● **What you have to do**: Return each line containing the string "británicas".

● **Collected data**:

————

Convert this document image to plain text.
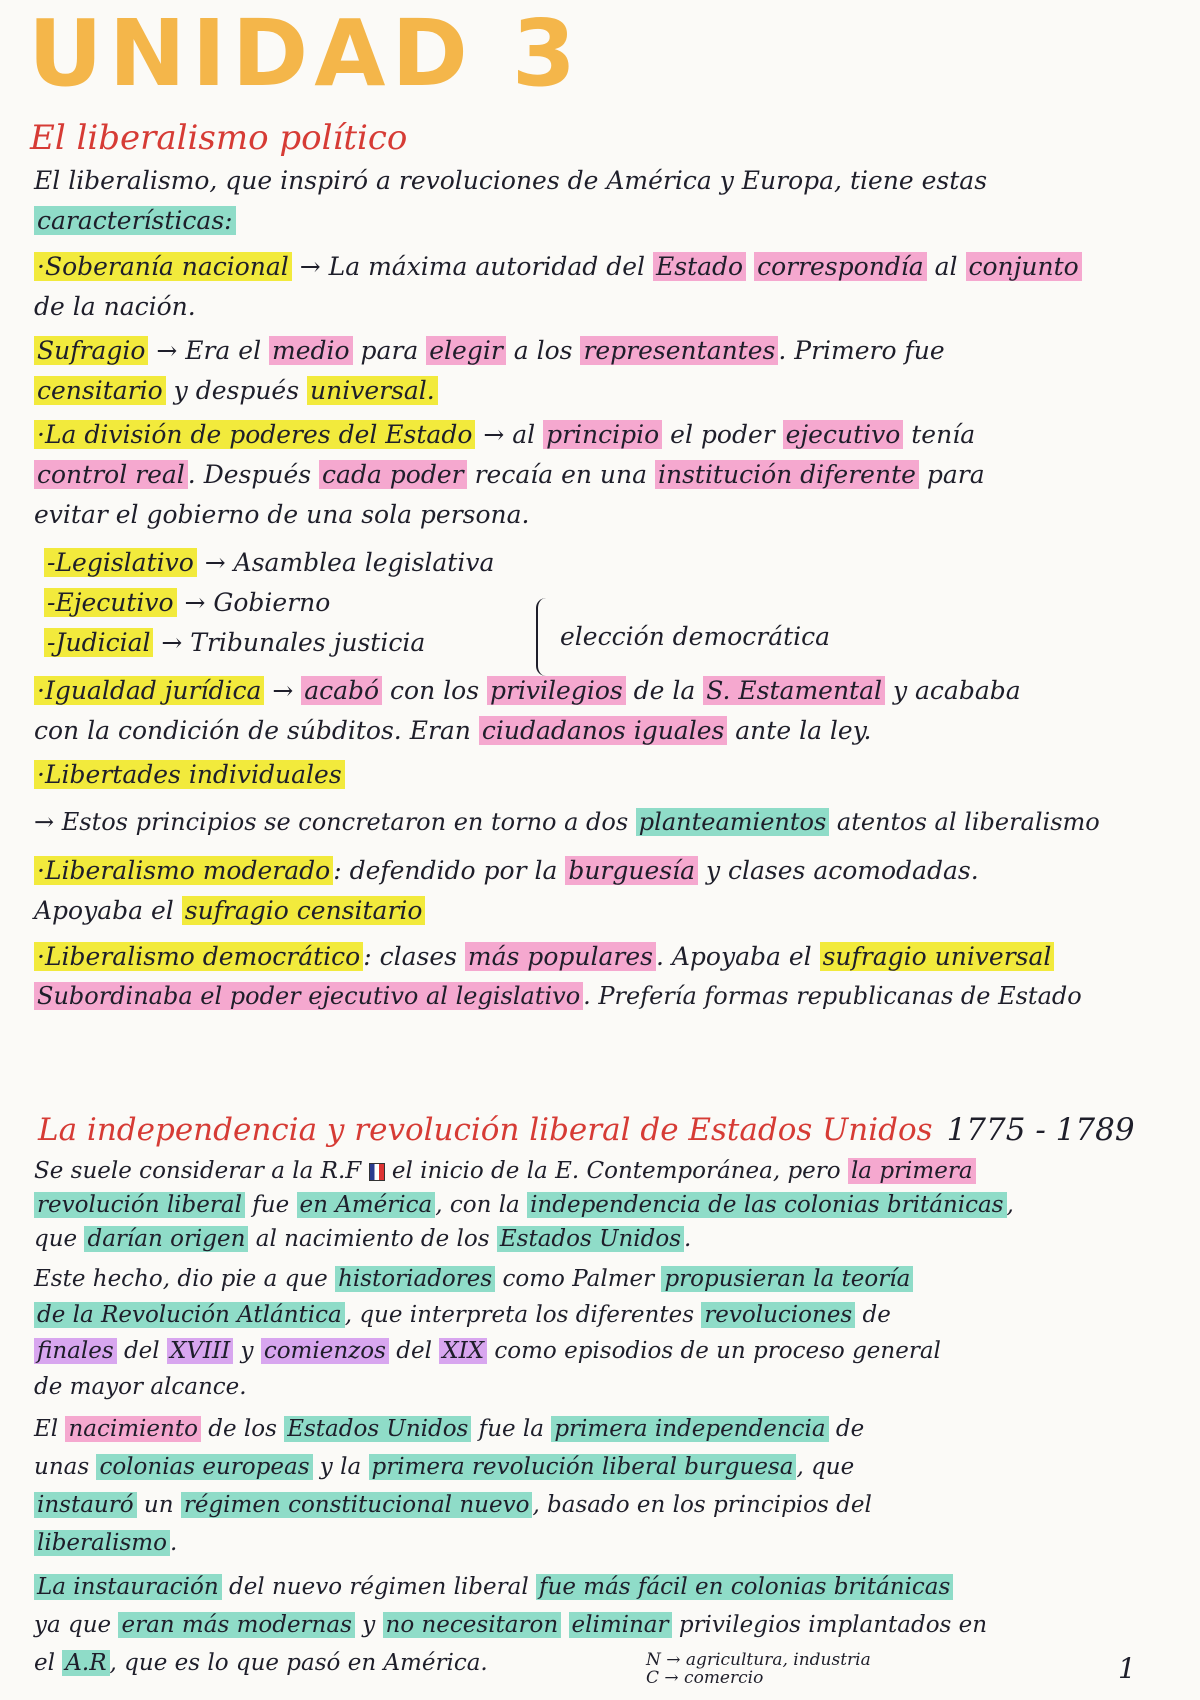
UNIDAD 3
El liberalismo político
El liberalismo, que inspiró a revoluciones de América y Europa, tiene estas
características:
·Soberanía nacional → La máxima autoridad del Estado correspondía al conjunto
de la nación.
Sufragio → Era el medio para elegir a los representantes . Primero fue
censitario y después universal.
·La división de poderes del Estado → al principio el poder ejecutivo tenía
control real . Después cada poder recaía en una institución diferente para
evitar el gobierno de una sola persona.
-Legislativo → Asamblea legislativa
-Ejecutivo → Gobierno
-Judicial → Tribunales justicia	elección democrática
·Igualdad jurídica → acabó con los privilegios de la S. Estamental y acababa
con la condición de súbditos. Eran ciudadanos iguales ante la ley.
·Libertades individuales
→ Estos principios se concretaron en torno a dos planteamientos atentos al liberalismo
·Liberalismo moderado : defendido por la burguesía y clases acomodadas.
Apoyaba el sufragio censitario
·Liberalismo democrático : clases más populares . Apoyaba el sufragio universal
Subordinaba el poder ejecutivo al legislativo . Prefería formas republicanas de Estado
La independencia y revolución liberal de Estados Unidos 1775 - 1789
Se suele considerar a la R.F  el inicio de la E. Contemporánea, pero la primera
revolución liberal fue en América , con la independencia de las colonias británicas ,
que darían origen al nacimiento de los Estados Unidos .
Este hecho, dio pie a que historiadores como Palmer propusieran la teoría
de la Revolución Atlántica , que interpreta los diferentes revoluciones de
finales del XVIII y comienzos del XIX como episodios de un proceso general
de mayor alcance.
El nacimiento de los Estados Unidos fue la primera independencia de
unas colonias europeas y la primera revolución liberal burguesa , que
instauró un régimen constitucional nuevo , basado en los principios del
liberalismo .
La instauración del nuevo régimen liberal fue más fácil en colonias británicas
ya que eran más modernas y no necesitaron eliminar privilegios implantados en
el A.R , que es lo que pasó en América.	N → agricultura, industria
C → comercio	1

————

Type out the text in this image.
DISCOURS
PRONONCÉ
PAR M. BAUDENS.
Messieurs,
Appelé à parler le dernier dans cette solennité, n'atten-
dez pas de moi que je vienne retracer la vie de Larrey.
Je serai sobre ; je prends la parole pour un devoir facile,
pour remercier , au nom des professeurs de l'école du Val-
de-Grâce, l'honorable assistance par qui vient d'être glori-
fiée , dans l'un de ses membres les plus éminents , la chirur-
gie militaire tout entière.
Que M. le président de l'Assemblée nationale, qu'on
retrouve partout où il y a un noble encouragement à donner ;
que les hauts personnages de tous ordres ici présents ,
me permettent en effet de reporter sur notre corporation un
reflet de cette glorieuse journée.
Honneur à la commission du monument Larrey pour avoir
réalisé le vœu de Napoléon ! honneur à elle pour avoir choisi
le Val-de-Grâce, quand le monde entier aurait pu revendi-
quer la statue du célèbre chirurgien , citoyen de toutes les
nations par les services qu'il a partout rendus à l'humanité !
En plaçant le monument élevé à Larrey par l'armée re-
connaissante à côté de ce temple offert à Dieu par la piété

————

● **Output of the task**:
revolución liberal fue en América , con la independencia de las colonias británicas ,
La instauración del nuevo régimen liberal fue más fácil en colonias británicas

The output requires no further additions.